What the exercise asks
Would you write out the entries below, every one of them, exactly?

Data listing
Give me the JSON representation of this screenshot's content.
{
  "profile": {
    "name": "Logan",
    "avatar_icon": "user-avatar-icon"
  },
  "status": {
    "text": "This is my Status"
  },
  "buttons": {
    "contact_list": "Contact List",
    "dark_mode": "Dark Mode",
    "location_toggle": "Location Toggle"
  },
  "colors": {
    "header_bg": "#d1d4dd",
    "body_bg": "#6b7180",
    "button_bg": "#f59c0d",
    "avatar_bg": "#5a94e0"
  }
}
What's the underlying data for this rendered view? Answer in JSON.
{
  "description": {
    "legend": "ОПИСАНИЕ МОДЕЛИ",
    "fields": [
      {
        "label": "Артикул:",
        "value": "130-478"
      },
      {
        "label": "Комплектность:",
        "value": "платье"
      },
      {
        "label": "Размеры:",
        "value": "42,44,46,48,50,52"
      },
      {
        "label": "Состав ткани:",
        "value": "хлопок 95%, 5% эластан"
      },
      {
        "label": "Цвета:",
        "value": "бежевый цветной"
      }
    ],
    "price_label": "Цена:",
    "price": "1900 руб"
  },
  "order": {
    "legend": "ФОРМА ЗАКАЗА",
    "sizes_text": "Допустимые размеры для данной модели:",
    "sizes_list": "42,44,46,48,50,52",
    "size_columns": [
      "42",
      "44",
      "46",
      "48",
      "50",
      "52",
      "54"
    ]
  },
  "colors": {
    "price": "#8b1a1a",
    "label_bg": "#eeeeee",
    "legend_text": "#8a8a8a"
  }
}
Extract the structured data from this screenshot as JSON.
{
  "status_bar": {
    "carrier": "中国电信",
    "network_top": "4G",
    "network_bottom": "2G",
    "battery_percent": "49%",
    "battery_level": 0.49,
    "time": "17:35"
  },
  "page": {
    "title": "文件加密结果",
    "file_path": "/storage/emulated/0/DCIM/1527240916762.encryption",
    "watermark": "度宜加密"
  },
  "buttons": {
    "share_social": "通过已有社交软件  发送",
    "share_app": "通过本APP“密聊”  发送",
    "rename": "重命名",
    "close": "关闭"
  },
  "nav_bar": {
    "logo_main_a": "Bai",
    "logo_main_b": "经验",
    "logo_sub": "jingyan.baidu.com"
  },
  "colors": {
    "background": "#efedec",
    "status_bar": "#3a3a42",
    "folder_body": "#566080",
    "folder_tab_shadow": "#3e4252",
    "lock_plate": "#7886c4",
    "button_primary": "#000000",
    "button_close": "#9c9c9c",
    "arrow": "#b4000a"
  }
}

Exercise output
Give me the JSON representation of this screenshot's content.
{
  "profile": {
    "name": "Logan",
    "avatar_icon": "user-avatar-icon"
  },
  "status": {
    "text": "This is my Status"
  },
  "buttons": {
    "contact_list": "Contact List",
    "dark_mode": "Dark Mode",
    "location_toggle": "Location Toggle"
  },
  "colors": {
    "header_bg": "#d1d4dd",
    "body_bg": "#6b7180",
    "button_bg": "#f59c0d",
    "avatar_bg": "#5a94e0"
  }
}
What's the underlying data for this rendered view? Answer in JSON.
{
  "description": {
    "legend": "ОПИСАНИЕ МОДЕЛИ",
    "fields": [
      {
        "label": "Артикул:",
        "value": "130-478"
      },
      {
        "label": "Комплектность:",
        "value": "платье"
      },
      {
        "label": "Размеры:",
        "value": "42,44,46,48,50,52"
      },
      {
        "label": "Состав ткани:",
        "value": "хлопок 95%, 5% эластан"
      },
      {
        "label": "Цвета:",
        "value": "бежевый цветной"
      }
    ],
    "price_label": "Цена:",
    "price": "1900 руб"
  },
  "order": {
    "legend": "ФОРМА ЗАКАЗА",
    "sizes_text": "Допустимые размеры для данной модели:",
    "sizes_list": "42,44,46,48,50,52",
    "size_columns": [
      "42",
      "44",
      "46",
      "48",
      "50",
      "52",
      "54"
    ]
  },
  "colors": {
    "price": "#8b1a1a",
    "label_bg": "#eeeeee",
    "legend_text": "#8a8a8a"
  }
}
Extract the structured data from this screenshot as JSON.
{
  "status_bar": {
    "carrier": "中国电信",
    "network_top": "4G",
    "network_bottom": "2G",
    "battery_percent": "49%",
    "battery_level": 0.49,
    "time": "17:35"
  },
  "page": {
    "title": "文件加密结果",
    "file_path": "/storage/emulated/0/DCIM/1527240916762.encryption",
    "watermark": "度宜加密"
  },
  "buttons": {
    "share_social": "通过已有社交软件  发送",
    "share_app": "通过本APP“密聊”  发送",
    "rename": "重命名",
    "close": "关闭"
  },
  "nav_bar": {
    "logo_main_a": "Bai",
    "logo_main_b": "经验",
    "logo_sub": "jingyan.baidu.com"
  },
  "colors": {
    "background": "#efedec",
    "status_bar": "#3a3a42",
    "folder_body": "#566080",
    "folder_tab_shadow": "#3e4252",
    "lock_plate": "#7886c4",
    "button_primary": "#000000",
    "button_close": "#9c9c9c",
    "arrow": "#b4000a"
  }
}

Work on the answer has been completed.